* _Data extract_:
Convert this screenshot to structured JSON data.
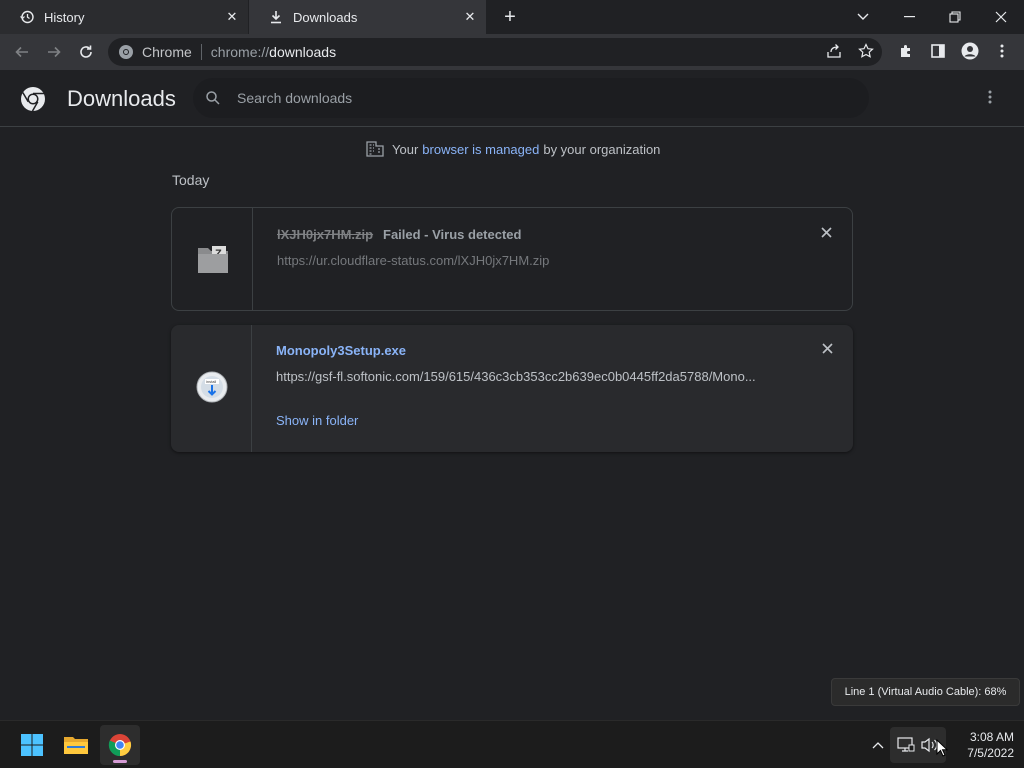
{
  "tabs": [
    {
      "label": "History",
      "icon": "history-icon"
    },
    {
      "label": "Downloads",
      "icon": "download-icon"
    }
  ],
  "window": {
    "controls": [
      "tab-search",
      "minimize",
      "restore",
      "close"
    ]
  },
  "omnibox": {
    "chip": "Chrome",
    "url_scheme": "chrome://",
    "url_host": "downloads"
  },
  "page": {
    "title": "Downloads",
    "search_placeholder": "Search downloads"
  },
  "managed": {
    "prefix": "Your",
    "link": "browser is managed",
    "suffix": "by your organization"
  },
  "section": {
    "date_label": "Today"
  },
  "downloads": [
    {
      "filename": "lXJH0jx7HM.zip",
      "status": "Failed - Virus detected",
      "url": "https://ur.cloudflare-status.com/lXJH0jx7HM.zip",
      "icon": "zip-file-icon"
    },
    {
      "filename": "Monopoly3Setup.exe",
      "url": "https://gsf-fl.softonic.com/159/615/436c3cb353cc2b639ec0b0445ff2da5788/Mono...",
      "action": "Show in folder",
      "icon": "installer-icon"
    }
  ],
  "tooltip": "Line 1 (Virtual Audio Cable): 68%",
  "taskbar": {
    "apps": [
      "start-icon",
      "file-explorer-icon",
      "chrome-icon"
    ],
    "time": "3:08 AM",
    "date": "7/5/2022"
  }
}
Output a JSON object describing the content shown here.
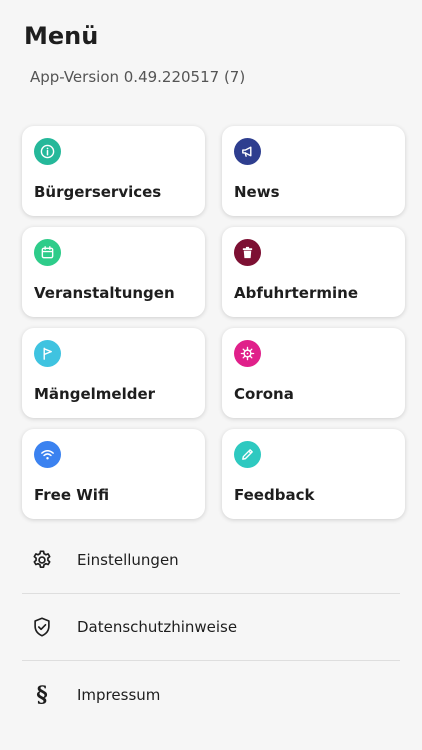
{
  "header": {
    "title": "Menü",
    "version": "App-Version 0.49.220517 (7)"
  },
  "tiles": [
    {
      "label": "Bürgerservices",
      "icon": "info-icon",
      "color": "#25b89a"
    },
    {
      "label": "News",
      "icon": "megaphone-icon",
      "color": "#2e3e8f"
    },
    {
      "label": "Veranstaltungen",
      "icon": "calendar-icon",
      "color": "#2ecc8a"
    },
    {
      "label": "Abfuhrtermine",
      "icon": "trash-icon",
      "color": "#7d1033"
    },
    {
      "label": "Mängelmelder",
      "icon": "flag-icon",
      "color": "#3fc3e0"
    },
    {
      "label": "Corona",
      "icon": "virus-icon",
      "color": "#e0208a"
    },
    {
      "label": "Free Wifi",
      "icon": "wifi-icon",
      "color": "#3b82f0"
    },
    {
      "label": "Feedback",
      "icon": "pencil-icon",
      "color": "#2ec9c0"
    }
  ],
  "list": [
    {
      "label": "Einstellungen",
      "icon": "gear-icon"
    },
    {
      "label": "Datenschutzhinweise",
      "icon": "shield-check-icon"
    },
    {
      "label": "Impressum",
      "icon": "section-sign-icon",
      "glyph": "§"
    }
  ]
}
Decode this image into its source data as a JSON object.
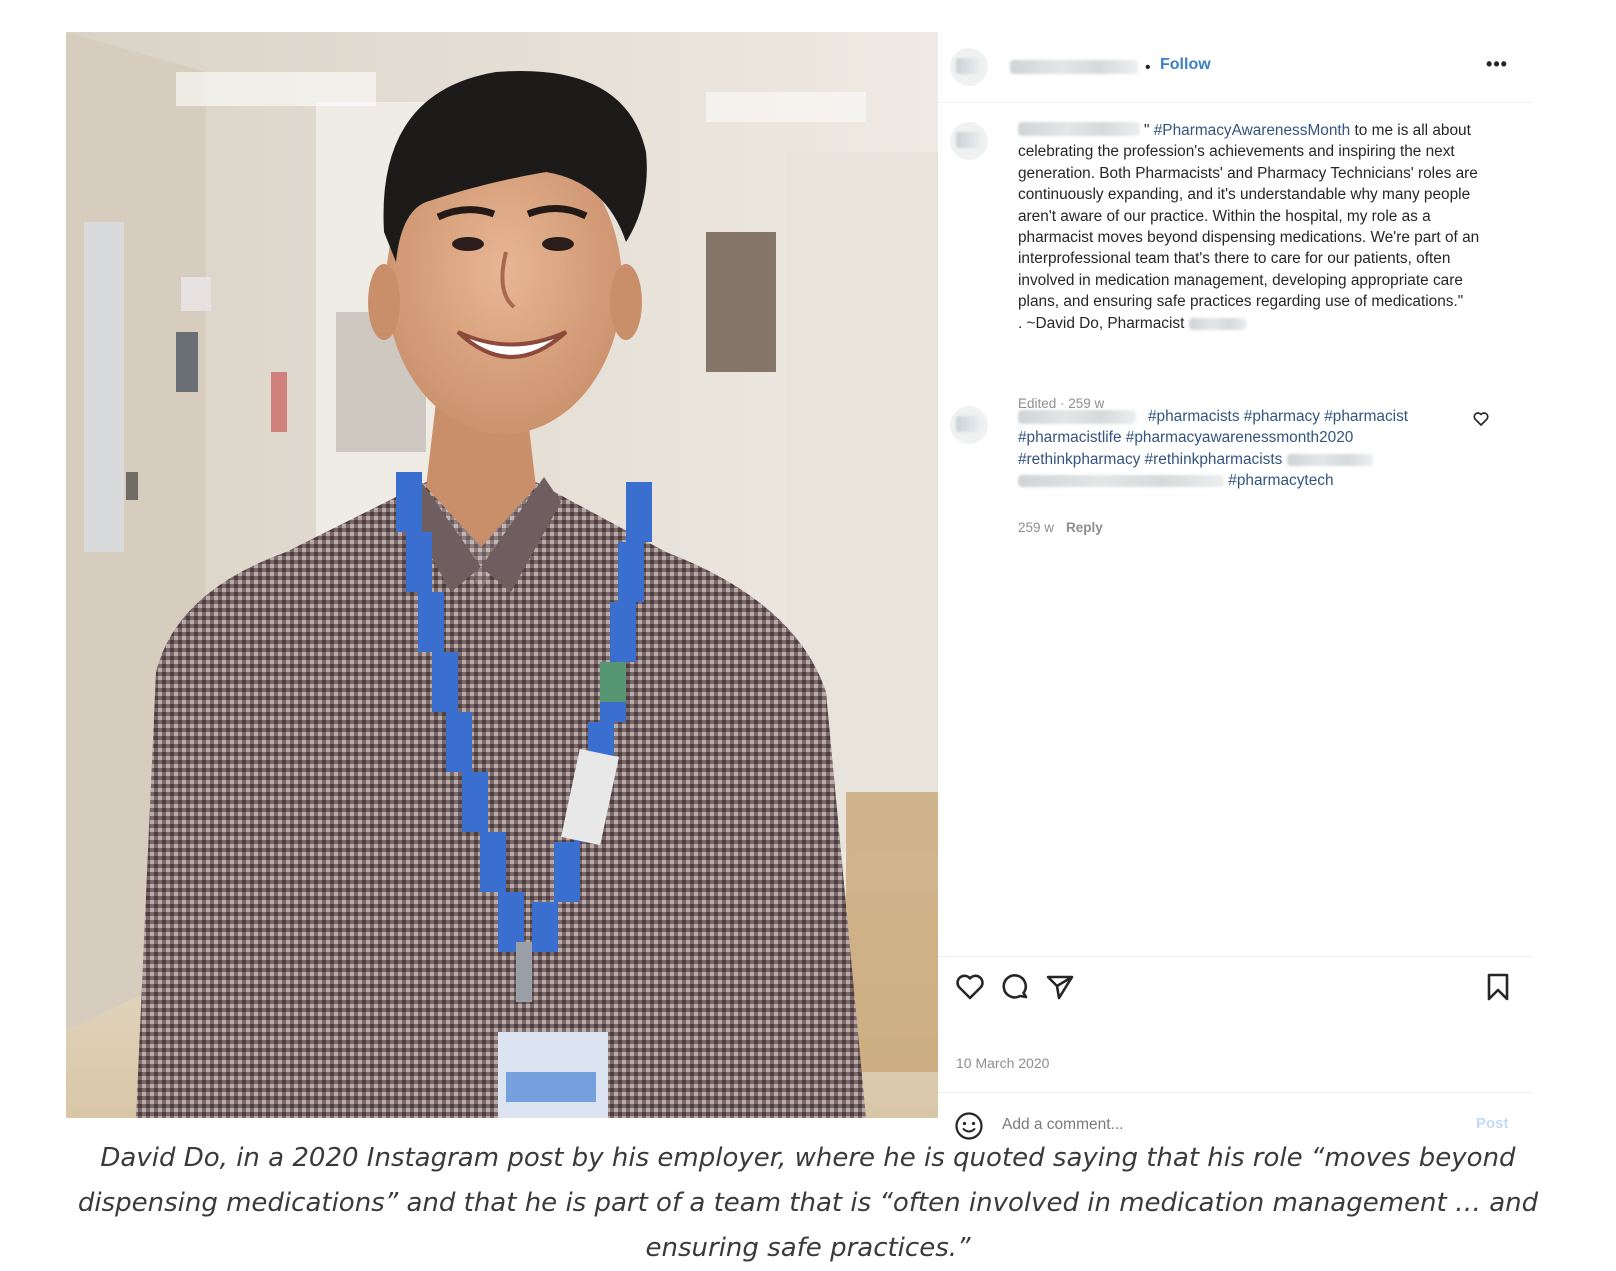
{
  "post": {
    "header": {
      "separator": "•",
      "follow_label": "Follow",
      "more_icon": "•••"
    },
    "caption": {
      "quote_open": "\"",
      "hashtag": "#PharmacyAwarenessMonth",
      "body": "to me is all about celebrating the profession's achievements and inspiring the next generation. Both Pharmacists' and Pharmacy Technicians' roles are continuously expanding, and it's understandable why many people aren't aware of our practice. Within the hospital, my role as a pharmacist moves beyond dispensing medications. We're part of an interprofessional team that's there to care for our patients, often involved in medication management, developing appropriate care plans, and ensuring safe practices regarding use of medications.\"",
      "signature": ". ~David Do, Pharmacist",
      "meta": "Edited · 259 w"
    },
    "comment": {
      "line1": "#pharmacists #pharmacy #pharmacist",
      "line2": "#pharmacistlife #pharmacyawarenessmonth2020",
      "line3": "#rethinkpharmacy #rethinkpharmacists",
      "line4": "#pharmacytech",
      "age": "259 w",
      "reply_label": "Reply"
    },
    "date": "10 March 2020",
    "composer": {
      "placeholder": "Add a comment...",
      "post_label": "Post"
    }
  },
  "icons": {
    "like": "heart-icon",
    "comment": "comment-icon",
    "share": "share-icon",
    "save": "bookmark-icon",
    "emoji": "emoji-icon",
    "more": "more-icon"
  },
  "colors": {
    "follow_blue": "#3b80c6",
    "hashtag_blue": "#34547f",
    "muted_gray": "#8e8e8e",
    "post_disabled": "#c3dcf5"
  },
  "article_caption": "David Do, in a 2020 Instagram post by his employer, where he is quoted saying that his role “moves beyond dispensing medications” and that he is part of a team that is “often involved in medication management … and ensuring safe practices.”"
}
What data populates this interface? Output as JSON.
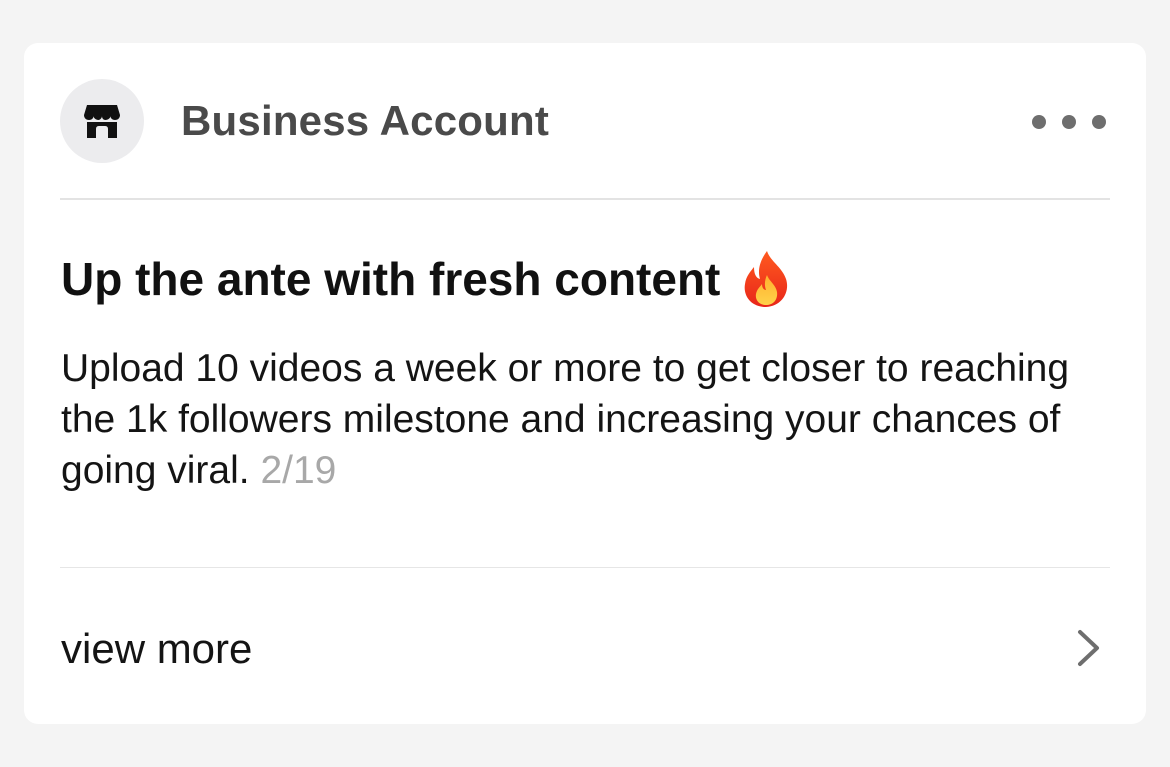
{
  "header": {
    "account_name": "Business Account",
    "avatar_icon": "storefront-icon",
    "more_icon": "more-horizontal-icon"
  },
  "content": {
    "title": "Up the ante with fresh content",
    "title_emoji": "fire-icon",
    "body": "Upload 10 videos a week or more to get closer to reaching the 1k followers milestone and increasing your chances of going viral.",
    "counter": "2/19"
  },
  "footer": {
    "view_more_label": "view more",
    "chevron_icon": "chevron-right-icon"
  },
  "colors": {
    "background": "#f4f4f4",
    "card": "#ffffff",
    "muted_text": "#a8a8a8",
    "header_text": "#4a4a4a"
  }
}
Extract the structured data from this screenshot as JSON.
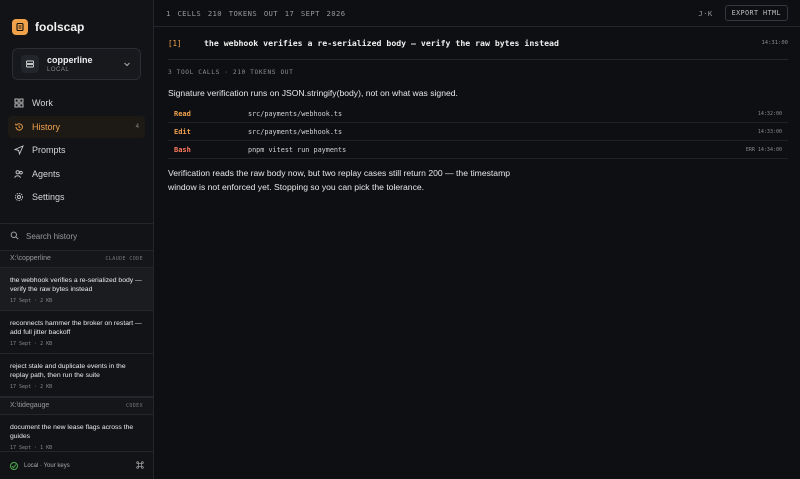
{
  "brand": {
    "name": "foolscap"
  },
  "workspace": {
    "name": "copperline",
    "sub": "LOCAL"
  },
  "nav": [
    {
      "label": "Work",
      "icon": "grid-icon"
    },
    {
      "label": "History",
      "icon": "history-icon",
      "count": "4",
      "active": true
    },
    {
      "label": "Prompts",
      "icon": "send-icon"
    },
    {
      "label": "Agents",
      "icon": "people-icon"
    },
    {
      "label": "Settings",
      "icon": "gear-icon"
    }
  ],
  "search": {
    "placeholder": "Search history"
  },
  "groups": [
    {
      "path": "X:\\copperline",
      "tag": "CLAUDE CODE",
      "items": [
        {
          "title": "the webhook verifies a re-serialized body — verify the raw bytes instead",
          "meta": "17 Sept · 2 KB",
          "active": true
        },
        {
          "title": "reconnects hammer the broker on restart — add full jitter backoff",
          "meta": "17 Sept · 2 KB"
        },
        {
          "title": "reject stale and duplicate events in the replay path, then run the suite",
          "meta": "17 Sept · 2 KB"
        }
      ]
    },
    {
      "path": "X:\\tidegauge",
      "tag": "CODEX",
      "items": [
        {
          "title": "document the new lease flags across the guides",
          "meta": "17 Sept · 1 KB"
        }
      ]
    }
  ],
  "footer": {
    "label": "Local · Your keys"
  },
  "topbar": {
    "stats": "1 CELLS  210 TOKENS OUT  17 SEPT 2026",
    "kbd": "J·K",
    "export_label": "EXPORT HTML"
  },
  "turn": {
    "index": "[1]",
    "title": "the webhook verifies a re-serialized body — verify the raw bytes instead",
    "time": "14:31:00",
    "tools_count": "3 TOOL CALLS · 210 TOKENS OUT",
    "intro": "Signature verification runs on JSON.stringify(body), not on what was signed.",
    "tools": [
      {
        "name": "Read",
        "arg": "src/payments/webhook.ts",
        "status": "",
        "time": "14:32:00"
      },
      {
        "name": "Edit",
        "arg": "src/payments/webhook.ts",
        "status": "",
        "time": "14:33:00"
      },
      {
        "name": "Bash",
        "arg": "pnpm vitest run payments",
        "status": "ERR",
        "time": "14:34:00"
      }
    ],
    "summary": "Verification reads the raw body now, but two replay cases still return 200 — the timestamp window is not enforced yet. Stopping so you can pick the tolerance."
  }
}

* _Exercise objective_:
Print the entries above exactly, taking out only the pictures.

* _Exercise solution_:
Convert this screenshot to structured JSON data.
{
  "tabs": [
    {
      "label": "History",
      "icon": "history-icon"
    },
    {
      "label": "Downloads",
      "icon": "download-icon"
    }
  ],
  "window": {
    "controls": [
      "tab-search",
      "minimize",
      "restore",
      "close"
    ]
  },
  "omnibox": {
    "chip": "Chrome",
    "url_scheme": "chrome://",
    "url_host": "downloads"
  },
  "page": {
    "title": "Downloads",
    "search_placeholder": "Search downloads"
  },
  "managed": {
    "prefix": "Your",
    "link": "browser is managed",
    "suffix": "by your organization"
  },
  "section": {
    "date_label": "Today"
  },
  "downloads": [
    {
      "filename": "lXJH0jx7HM.zip",
      "status": "Failed - Virus detected",
      "url": "https://ur.cloudflare-status.com/lXJH0jx7HM.zip",
      "icon": "zip-file-icon"
    },
    {
      "filename": "Monopoly3Setup.exe",
      "url": "https://gsf-fl.softonic.com/159/615/436c3cb353cc2b639ec0b0445ff2da5788/Mono...",
      "action": "Show in folder",
      "icon": "installer-icon"
    }
  ],
  "tooltip": "Line 1 (Virtual Audio Cable): 68%",
  "taskbar": {
    "apps": [
      "start-icon",
      "file-explorer-icon",
      "chrome-icon"
    ],
    "time": "3:08 AM",
    "date": "7/5/2022"
  }
}
Output a JSON object describing the content shown here.
{
  "header": {
    "title": "Menü",
    "version": "App-Version 0.49.220517 (7)"
  },
  "tiles": [
    {
      "label": "Bürgerservices",
      "icon": "info-icon",
      "color": "#25b89a"
    },
    {
      "label": "News",
      "icon": "megaphone-icon",
      "color": "#2e3e8f"
    },
    {
      "label": "Veranstaltungen",
      "icon": "calendar-icon",
      "color": "#2ecc8a"
    },
    {
      "label": "Abfuhrtermine",
      "icon": "trash-icon",
      "color": "#7d1033"
    },
    {
      "label": "Mängelmelder",
      "icon": "flag-icon",
      "color": "#3fc3e0"
    },
    {
      "label": "Corona",
      "icon": "virus-icon",
      "color": "#e0208a"
    },
    {
      "label": "Free Wifi",
      "icon": "wifi-icon",
      "color": "#3b82f0"
    },
    {
      "label": "Feedback",
      "icon": "pencil-icon",
      "color": "#2ec9c0"
    }
  ],
  "list": [
    {
      "label": "Einstellungen",
      "icon": "gear-icon"
    },
    {
      "label": "Datenschutzhinweise",
      "icon": "shield-check-icon"
    },
    {
      "label": "Impressum",
      "icon": "section-sign-icon",
      "glyph": "§"
    }
  ]
}
Decode this image into its source data as a JSON object.
{
  "post": {
    "header": {
      "separator": "•",
      "follow_label": "Follow",
      "more_icon": "•••"
    },
    "caption": {
      "quote_open": "\"",
      "hashtag": "#PharmacyAwarenessMonth",
      "body": "to me is all about celebrating the profession's achievements and inspiring the next generation. Both Pharmacists' and Pharmacy Technicians' roles are continuously expanding, and it's understandable why many people aren't aware of our practice. Within the hospital, my role as a pharmacist moves beyond dispensing medications. We're part of an interprofessional team that's there to care for our patients, often involved in medication management, developing appropriate care plans, and ensuring safe practices regarding use of medications.\"",
      "signature": ". ~David Do, Pharmacist",
      "meta": "Edited · 259 w"
    },
    "comment": {
      "line1": "#pharmacists #pharmacy #pharmacist",
      "line2": "#pharmacistlife #pharmacyawarenessmonth2020",
      "line3": "#rethinkpharmacy #rethinkpharmacists",
      "line4": "#pharmacytech",
      "age": "259 w",
      "reply_label": "Reply"
    },
    "date": "10 March 2020",
    "composer": {
      "placeholder": "Add a comment...",
      "post_label": "Post"
    }
  },
  "icons": {
    "like": "heart-icon",
    "comment": "comment-icon",
    "share": "share-icon",
    "save": "bookmark-icon",
    "emoji": "emoji-icon",
    "more": "more-icon"
  },
  "colors": {
    "follow_blue": "#3b80c6",
    "hashtag_blue": "#34547f",
    "muted_gray": "#8e8e8e",
    "post_disabled": "#c3dcf5"
  },
  "article_caption": "David Do, in a 2020 Instagram post by his employer, where he is quoted saying that his role “moves beyond dispensing medications” and that he is part of a team that is “often involved in medication management … and ensuring safe practices.”"
}
What data populates this interface? Output as JSON.
{
  "header": {
    "account_name": "Business Account",
    "avatar_icon": "storefront-icon",
    "more_icon": "more-horizontal-icon"
  },
  "content": {
    "title": "Up the ante with fresh content",
    "title_emoji": "fire-icon",
    "body": "Upload 10 videos a week or more to get closer to reaching the 1k followers milestone and increasing your chances of going viral.",
    "counter": "2/19"
  },
  "footer": {
    "view_more_label": "view more",
    "chevron_icon": "chevron-right-icon"
  },
  "colors": {
    "background": "#f4f4f4",
    "card": "#ffffff",
    "muted_text": "#a8a8a8",
    "header_text": "#4a4a4a"
  }
}
Extract the structured data from this screenshot as JSON.
{
  "brand": {
    "name": "foolscap"
  },
  "workspace": {
    "name": "copperline",
    "sub": "LOCAL"
  },
  "nav": [
    {
      "label": "Work",
      "icon": "grid-icon"
    },
    {
      "label": "History",
      "icon": "history-icon",
      "count": "4",
      "active": true
    },
    {
      "label": "Prompts",
      "icon": "send-icon"
    },
    {
      "label": "Agents",
      "icon": "people-icon"
    },
    {
      "label": "Settings",
      "icon": "gear-icon"
    }
  ],
  "search": {
    "placeholder": "Search history"
  },
  "groups": [
    {
      "path": "X:\\copperline",
      "tag": "CLAUDE CODE",
      "items": [
        {
          "title": "the webhook verifies a re-serialized body — verify the raw bytes instead",
          "meta": "17 Sept · 2 KB",
          "active": true
        },
        {
          "title": "reconnects hammer the broker on restart — add full jitter backoff",
          "meta": "17 Sept · 2 KB"
        },
        {
          "title": "reject stale and duplicate events in the replay path, then run the suite",
          "meta": "17 Sept · 2 KB"
        }
      ]
    },
    {
      "path": "X:\\tidegauge",
      "tag": "CODEX",
      "items": [
        {
          "title": "document the new lease flags across the guides",
          "meta": "17 Sept · 1 KB"
        }
      ]
    }
  ],
  "footer": {
    "label": "Local · Your keys"
  },
  "topbar": {
    "stats": "1 CELLS  210 TOKENS OUT  17 SEPT 2026",
    "kbd": "J·K",
    "export_label": "EXPORT HTML"
  },
  "turn": {
    "index": "[1]",
    "title": "the webhook verifies a re-serialized body — verify the raw bytes instead",
    "time": "14:31:00",
    "tools_count": "3 TOOL CALLS · 210 TOKENS OUT",
    "intro": "Signature verification runs on JSON.stringify(body), not on what was signed.",
    "tools": [
      {
        "name": "Read",
        "arg": "src/payments/webhook.ts",
        "status": "",
        "time": "14:32:00"
      },
      {
        "name": "Edit",
        "arg": "src/payments/webhook.ts",
        "status": "",
        "time": "14:33:00"
      },
      {
        "name": "Bash",
        "arg": "pnpm vitest run payments",
        "status": "ERR",
        "time": "14:34:00"
      }
    ],
    "summary": "Verification reads the raw body now, but two replay cases still return 200 — the timestamp window is not enforced yet. Stopping so you can pick the tolerance."
  }
}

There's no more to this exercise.